No images are to be carried over; print all other material exactly as it stands.
------------------------------------------------------------
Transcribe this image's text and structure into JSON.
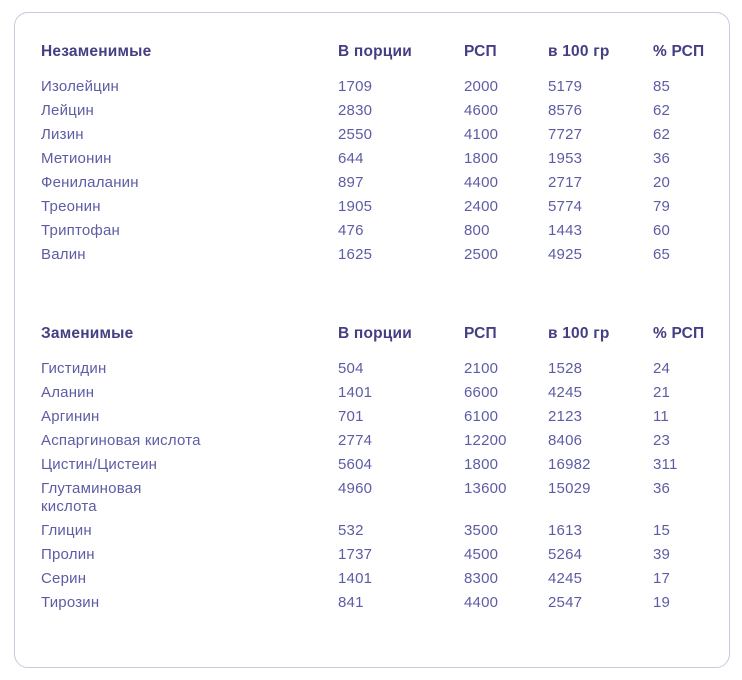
{
  "card_name": "amino-acid-composition-table",
  "colors": {
    "header_text": "#443e82",
    "body_text": "#5d5ca4",
    "card_border": "#c9c9dd",
    "background": "#ffffff"
  },
  "tables": [
    {
      "header": {
        "name": "Незаменимые",
        "portion": "В порции",
        "rsp": "РСП",
        "per100": "в 100 гр",
        "pct": "% РСП"
      },
      "rows": [
        {
          "name": "Изолейцин",
          "portion": "1709",
          "rsp": "2000",
          "per100": "5179",
          "pct": "85"
        },
        {
          "name": "Лейцин",
          "portion": "2830",
          "rsp": "4600",
          "per100": "8576",
          "pct": "62"
        },
        {
          "name": "Лизин",
          "portion": "2550",
          "rsp": "4100",
          "per100": "7727",
          "pct": "62"
        },
        {
          "name": "Метионин",
          "portion": "644",
          "rsp": "1800",
          "per100": "1953",
          "pct": "36"
        },
        {
          "name": "Фенилаланин",
          "portion": "897",
          "rsp": "4400",
          "per100": "2717",
          "pct": "20"
        },
        {
          "name": "Треонин",
          "portion": "1905",
          "rsp": "2400",
          "per100": "5774",
          "pct": "79"
        },
        {
          "name": "Триптофан",
          "portion": "476",
          "rsp": "800",
          "per100": "1443",
          "pct": "60"
        },
        {
          "name": "Валин",
          "portion": "1625",
          "rsp": "2500",
          "per100": "4925",
          "pct": "65"
        }
      ]
    },
    {
      "header": {
        "name": "Заменимые",
        "portion": "В порции",
        "rsp": "РСП",
        "per100": "в 100 гр",
        "pct": "% РСП"
      },
      "rows": [
        {
          "name": "Гистидин",
          "portion": "504",
          "rsp": "2100",
          "per100": "1528",
          "pct": "24"
        },
        {
          "name": "Аланин",
          "portion": "1401",
          "rsp": "6600",
          "per100": "4245",
          "pct": "21"
        },
        {
          "name": "Аргинин",
          "portion": "701",
          "rsp": "6100",
          "per100": "2123",
          "pct": "11"
        },
        {
          "name": "Аспаргиновая кислота",
          "portion": "2774",
          "rsp": "12200",
          "per100": "8406",
          "pct": "23"
        },
        {
          "name": "Цистин/Цистеин",
          "portion": "5604",
          "rsp": "1800",
          "per100": "16982",
          "pct": "311"
        },
        {
          "name": "Глутаминовая кислота",
          "portion": "4960",
          "rsp": "13600",
          "per100": "15029",
          "pct": "36"
        },
        {
          "name": "Глицин",
          "portion": "532",
          "rsp": "3500",
          "per100": "1613",
          "pct": "15"
        },
        {
          "name": "Пролин",
          "portion": "1737",
          "rsp": "4500",
          "per100": "5264",
          "pct": "39"
        },
        {
          "name": "Серин",
          "portion": "1401",
          "rsp": "8300",
          "per100": "4245",
          "pct": "17"
        },
        {
          "name": "Тирозин",
          "portion": "841",
          "rsp": "4400",
          "per100": "2547",
          "pct": "19"
        }
      ]
    }
  ]
}
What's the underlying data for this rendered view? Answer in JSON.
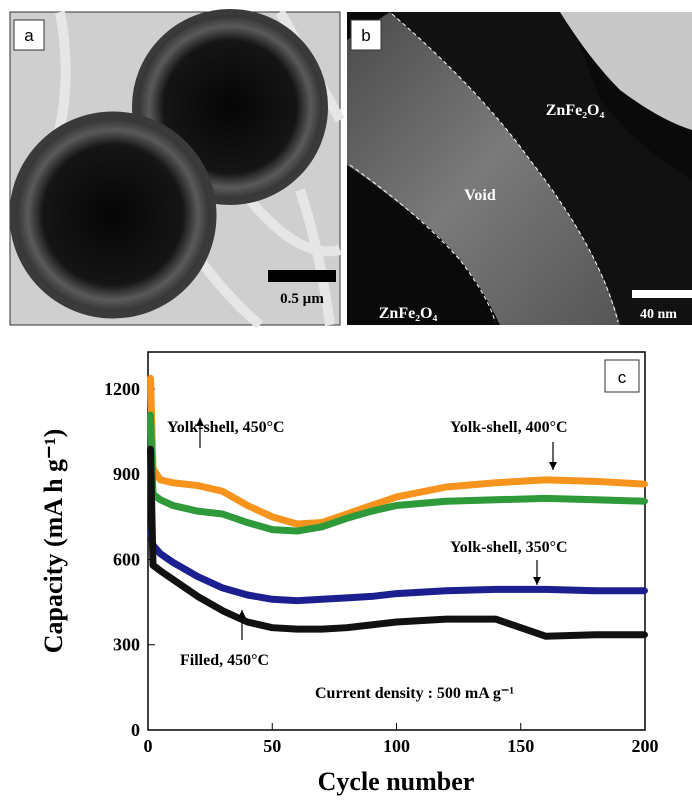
{
  "panels": {
    "a": {
      "label": "a",
      "scale_bar": "0.5 µm"
    },
    "b": {
      "label": "b",
      "region_top": "ZnFe₂O₄",
      "region_middle": "Void",
      "region_bottom": "ZnFe₂O₄",
      "scale_bar": "40 nm"
    }
  },
  "chart_data": {
    "type": "line",
    "panel_label": "c",
    "x_label": "Cycle number",
    "y_label": "Capacity (mA h g⁻¹)",
    "annotation": "Current density : 500 mA g⁻¹",
    "xlim": [
      0,
      200
    ],
    "xticks": [
      0,
      50,
      100,
      150,
      200
    ],
    "ylim": [
      0,
      1330
    ],
    "yticks": [
      0,
      300,
      600,
      900,
      1200
    ],
    "x": [
      1,
      2,
      5,
      10,
      20,
      30,
      40,
      50,
      60,
      70,
      80,
      90,
      100,
      120,
      140,
      160,
      180,
      200
    ],
    "series": [
      {
        "name": "Yolk-shell, 450°C",
        "color": "#f7941d",
        "values": [
          1240,
          920,
          880,
          870,
          860,
          840,
          790,
          750,
          725,
          730,
          760,
          790,
          820,
          855,
          870,
          880,
          875,
          865
        ]
      },
      {
        "name": "Yolk-shell, 400°C",
        "color": "#2e9a3a",
        "values": [
          1110,
          830,
          810,
          790,
          770,
          760,
          730,
          705,
          700,
          715,
          745,
          770,
          790,
          805,
          810,
          815,
          810,
          805
        ]
      },
      {
        "name": "Yolk-shell, 350°C",
        "color": "#1b1f8f",
        "values": [
          700,
          650,
          620,
          590,
          540,
          500,
          475,
          460,
          455,
          460,
          465,
          470,
          480,
          490,
          495,
          495,
          490,
          490
        ]
      },
      {
        "name": "Filled, 450°C",
        "color": "#111111",
        "values": [
          990,
          580,
          560,
          530,
          470,
          420,
          380,
          360,
          355,
          355,
          360,
          370,
          380,
          390,
          390,
          330,
          335,
          335
        ]
      }
    ]
  }
}
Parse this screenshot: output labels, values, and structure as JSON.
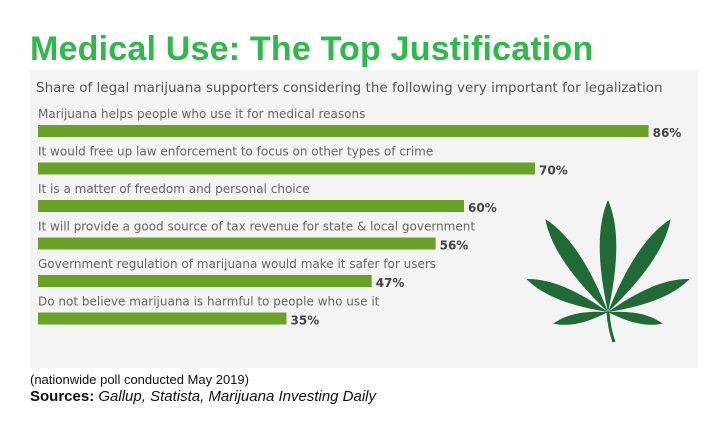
------------------------------------------------------------
Written answer:
Transcribe this image's text and structure into JSON.
{
  "card_name": "amino-acid-composition-table",
  "colors": {
    "header_text": "#443e82",
    "body_text": "#5d5ca4",
    "card_border": "#c9c9dd",
    "background": "#ffffff"
  },
  "tables": [
    {
      "header": {
        "name": "Незаменимые",
        "portion": "В порции",
        "rsp": "РСП",
        "per100": "в 100 гр",
        "pct": "% РСП"
      },
      "rows": [
        {
          "name": "Изолейцин",
          "portion": "1709",
          "rsp": "2000",
          "per100": "5179",
          "pct": "85"
        },
        {
          "name": "Лейцин",
          "portion": "2830",
          "rsp": "4600",
          "per100": "8576",
          "pct": "62"
        },
        {
          "name": "Лизин",
          "portion": "2550",
          "rsp": "4100",
          "per100": "7727",
          "pct": "62"
        },
        {
          "name": "Метионин",
          "portion": "644",
          "rsp": "1800",
          "per100": "1953",
          "pct": "36"
        },
        {
          "name": "Фенилаланин",
          "portion": "897",
          "rsp": "4400",
          "per100": "2717",
          "pct": "20"
        },
        {
          "name": "Треонин",
          "portion": "1905",
          "rsp": "2400",
          "per100": "5774",
          "pct": "79"
        },
        {
          "name": "Триптофан",
          "portion": "476",
          "rsp": "800",
          "per100": "1443",
          "pct": "60"
        },
        {
          "name": "Валин",
          "portion": "1625",
          "rsp": "2500",
          "per100": "4925",
          "pct": "65"
        }
      ]
    },
    {
      "header": {
        "name": "Заменимые",
        "portion": "В порции",
        "rsp": "РСП",
        "per100": "в 100 гр",
        "pct": "% РСП"
      },
      "rows": [
        {
          "name": "Гистидин",
          "portion": "504",
          "rsp": "2100",
          "per100": "1528",
          "pct": "24"
        },
        {
          "name": "Аланин",
          "portion": "1401",
          "rsp": "6600",
          "per100": "4245",
          "pct": "21"
        },
        {
          "name": "Аргинин",
          "portion": "701",
          "rsp": "6100",
          "per100": "2123",
          "pct": "11"
        },
        {
          "name": "Аспаргиновая кислота",
          "portion": "2774",
          "rsp": "12200",
          "per100": "8406",
          "pct": "23"
        },
        {
          "name": "Цистин/Цистеин",
          "portion": "5604",
          "rsp": "1800",
          "per100": "16982",
          "pct": "311"
        },
        {
          "name": "Глутаминовая кислота",
          "portion": "4960",
          "rsp": "13600",
          "per100": "15029",
          "pct": "36"
        },
        {
          "name": "Глицин",
          "portion": "532",
          "rsp": "3500",
          "per100": "1613",
          "pct": "15"
        },
        {
          "name": "Пролин",
          "portion": "1737",
          "rsp": "4500",
          "per100": "5264",
          "pct": "39"
        },
        {
          "name": "Серин",
          "portion": "1401",
          "rsp": "8300",
          "per100": "4245",
          "pct": "17"
        },
        {
          "name": "Тирозин",
          "portion": "841",
          "rsp": "4400",
          "per100": "2547",
          "pct": "19"
        }
      ]
    }
  ]
}
What's the underlying data for this rendered view? Answer in JSON.
{
  "panels": {
    "a": {
      "label": "a",
      "scale_bar": "0.5 µm"
    },
    "b": {
      "label": "b",
      "region_top": "ZnFe₂O₄",
      "region_middle": "Void",
      "region_bottom": "ZnFe₂O₄",
      "scale_bar": "40 nm"
    }
  },
  "chart_data": {
    "type": "line",
    "panel_label": "c",
    "x_label": "Cycle number",
    "y_label": "Capacity (mA h g⁻¹)",
    "annotation": "Current density : 500 mA g⁻¹",
    "xlim": [
      0,
      200
    ],
    "xticks": [
      0,
      50,
      100,
      150,
      200
    ],
    "ylim": [
      0,
      1330
    ],
    "yticks": [
      0,
      300,
      600,
      900,
      1200
    ],
    "x": [
      1,
      2,
      5,
      10,
      20,
      30,
      40,
      50,
      60,
      70,
      80,
      90,
      100,
      120,
      140,
      160,
      180,
      200
    ],
    "series": [
      {
        "name": "Yolk-shell, 450°C",
        "color": "#f7941d",
        "values": [
          1240,
          920,
          880,
          870,
          860,
          840,
          790,
          750,
          725,
          730,
          760,
          790,
          820,
          855,
          870,
          880,
          875,
          865
        ]
      },
      {
        "name": "Yolk-shell, 400°C",
        "color": "#2e9a3a",
        "values": [
          1110,
          830,
          810,
          790,
          770,
          760,
          730,
          705,
          700,
          715,
          745,
          770,
          790,
          805,
          810,
          815,
          810,
          805
        ]
      },
      {
        "name": "Yolk-shell, 350°C",
        "color": "#1b1f8f",
        "values": [
          700,
          650,
          620,
          590,
          540,
          500,
          475,
          460,
          455,
          460,
          465,
          470,
          480,
          490,
          495,
          495,
          490,
          490
        ]
      },
      {
        "name": "Filled, 450°C",
        "color": "#111111",
        "values": [
          990,
          580,
          560,
          530,
          470,
          420,
          380,
          360,
          355,
          355,
          360,
          370,
          380,
          390,
          390,
          330,
          335,
          335
        ]
      }
    ]
  }
}
Parse this screenshot: output labels, values, and structure as JSON.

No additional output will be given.